** Document excerpt follows **

Exact guidelines for the rate of sodium correction vary between institutions, with some, like a systemic review published in the Canadian Journal of Medicine recommending a limit of 12 mEq/day, a European expert panel advocating for a limit up to 10 mEq/L per day, a US expert panel recommending only 8 mEq/day in high risk cases, while others are even more conservative and may advocate for as low as 6 mEq/L per day.

==== Avoidance and management of overcorrection ====
It is recommended to treat moderate and severe cases in a hospital to enable close monitoring and treatment adjustment, particularly in severe cases. After the initial 5 mEq/L increase has been achieved, usually through bolus of hypertonic saline, further restoration of a patient's sodium status should be conducted slowly. 3 methods of achieving a safe sodium correction are identified, namely proactive, reactive, and rescue. Proactive approaches aim to prevent the overshoot entirely by using less aggressive rates of sodium administration and/or preemptive administration of desmopressin to limit the rate of water excretion from the patient. Reactive approaches are centered on halting further sodium increase after the desired level is achieved, usually through administration of D5W to replace any urinary water losses after the sodium has risen to the desired level. Rescue therapies describe the reversal of overcorrection - typically through a combination of desmopressin and D5W administration to increase TBW without any additional sodium and thus diluting the sodium currently present in the body.

** End of Document excerpt **
** Data extracts follows **

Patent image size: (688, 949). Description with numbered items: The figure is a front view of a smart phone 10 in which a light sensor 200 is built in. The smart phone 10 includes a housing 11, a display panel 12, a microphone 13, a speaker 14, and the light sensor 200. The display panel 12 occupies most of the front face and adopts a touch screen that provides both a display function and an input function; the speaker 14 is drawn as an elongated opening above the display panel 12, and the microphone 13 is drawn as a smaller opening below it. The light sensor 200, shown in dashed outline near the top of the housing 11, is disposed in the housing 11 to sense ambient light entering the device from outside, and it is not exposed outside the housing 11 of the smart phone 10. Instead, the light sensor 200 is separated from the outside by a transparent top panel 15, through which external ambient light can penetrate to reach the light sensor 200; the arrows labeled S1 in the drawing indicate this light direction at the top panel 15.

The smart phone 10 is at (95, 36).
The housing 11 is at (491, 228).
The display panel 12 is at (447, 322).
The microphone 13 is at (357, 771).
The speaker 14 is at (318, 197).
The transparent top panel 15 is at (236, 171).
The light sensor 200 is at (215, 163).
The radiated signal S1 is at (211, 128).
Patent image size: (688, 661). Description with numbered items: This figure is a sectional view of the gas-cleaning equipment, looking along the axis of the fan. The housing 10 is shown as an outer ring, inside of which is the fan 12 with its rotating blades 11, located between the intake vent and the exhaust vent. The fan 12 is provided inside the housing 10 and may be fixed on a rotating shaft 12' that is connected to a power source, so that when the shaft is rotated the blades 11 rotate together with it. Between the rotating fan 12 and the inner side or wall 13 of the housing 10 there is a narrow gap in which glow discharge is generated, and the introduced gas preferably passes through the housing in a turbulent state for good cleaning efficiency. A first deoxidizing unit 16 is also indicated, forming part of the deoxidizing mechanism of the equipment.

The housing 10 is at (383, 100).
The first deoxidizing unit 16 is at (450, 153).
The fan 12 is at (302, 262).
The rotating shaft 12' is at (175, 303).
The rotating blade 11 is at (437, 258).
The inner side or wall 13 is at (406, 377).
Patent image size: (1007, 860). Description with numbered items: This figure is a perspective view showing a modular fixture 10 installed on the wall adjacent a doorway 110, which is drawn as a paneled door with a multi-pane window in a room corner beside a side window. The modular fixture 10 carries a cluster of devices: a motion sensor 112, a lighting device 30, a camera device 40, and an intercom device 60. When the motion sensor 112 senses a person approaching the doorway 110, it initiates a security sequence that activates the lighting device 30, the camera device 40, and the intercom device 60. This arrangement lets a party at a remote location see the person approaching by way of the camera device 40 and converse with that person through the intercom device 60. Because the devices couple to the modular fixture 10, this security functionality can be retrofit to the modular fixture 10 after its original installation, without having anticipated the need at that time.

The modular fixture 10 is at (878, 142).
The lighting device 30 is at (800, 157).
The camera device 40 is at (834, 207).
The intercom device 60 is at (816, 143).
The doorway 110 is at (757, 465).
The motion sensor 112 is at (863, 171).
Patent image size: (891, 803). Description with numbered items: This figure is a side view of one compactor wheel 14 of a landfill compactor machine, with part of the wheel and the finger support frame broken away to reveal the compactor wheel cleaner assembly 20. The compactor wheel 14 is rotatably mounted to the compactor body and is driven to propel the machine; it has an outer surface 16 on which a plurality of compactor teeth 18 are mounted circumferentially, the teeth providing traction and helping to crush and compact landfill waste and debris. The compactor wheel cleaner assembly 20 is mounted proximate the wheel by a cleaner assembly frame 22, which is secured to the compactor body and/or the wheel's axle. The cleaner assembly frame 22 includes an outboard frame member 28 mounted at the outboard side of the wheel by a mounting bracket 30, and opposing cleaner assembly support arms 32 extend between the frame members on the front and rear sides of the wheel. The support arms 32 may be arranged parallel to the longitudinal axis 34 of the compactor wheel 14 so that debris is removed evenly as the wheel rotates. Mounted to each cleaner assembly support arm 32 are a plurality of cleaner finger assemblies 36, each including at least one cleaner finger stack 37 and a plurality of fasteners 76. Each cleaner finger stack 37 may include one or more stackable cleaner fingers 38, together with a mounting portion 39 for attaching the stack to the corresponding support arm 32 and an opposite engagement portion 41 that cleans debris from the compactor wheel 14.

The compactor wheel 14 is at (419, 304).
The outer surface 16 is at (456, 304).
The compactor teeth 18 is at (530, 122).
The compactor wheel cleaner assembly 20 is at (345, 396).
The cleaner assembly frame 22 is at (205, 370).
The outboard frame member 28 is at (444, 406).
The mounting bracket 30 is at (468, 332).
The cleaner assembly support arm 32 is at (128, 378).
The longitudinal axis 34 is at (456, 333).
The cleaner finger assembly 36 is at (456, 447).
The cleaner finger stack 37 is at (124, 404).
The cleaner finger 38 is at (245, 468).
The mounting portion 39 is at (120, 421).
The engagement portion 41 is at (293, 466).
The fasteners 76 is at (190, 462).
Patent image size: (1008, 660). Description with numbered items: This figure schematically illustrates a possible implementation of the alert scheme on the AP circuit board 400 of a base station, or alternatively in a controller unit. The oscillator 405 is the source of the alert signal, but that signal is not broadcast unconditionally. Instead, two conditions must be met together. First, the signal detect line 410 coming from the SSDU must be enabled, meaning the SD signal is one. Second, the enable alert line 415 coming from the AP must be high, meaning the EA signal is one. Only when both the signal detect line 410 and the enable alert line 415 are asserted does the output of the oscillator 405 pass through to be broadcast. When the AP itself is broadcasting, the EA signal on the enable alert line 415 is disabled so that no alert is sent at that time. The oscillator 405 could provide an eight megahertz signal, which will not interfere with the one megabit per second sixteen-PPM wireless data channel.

** End of Data extracts **

Task details. According to the text on sodium correction, what three methods of achieving a safe sodium correction are identified?

Solution for this problem. Proactive, reactive, and rescue.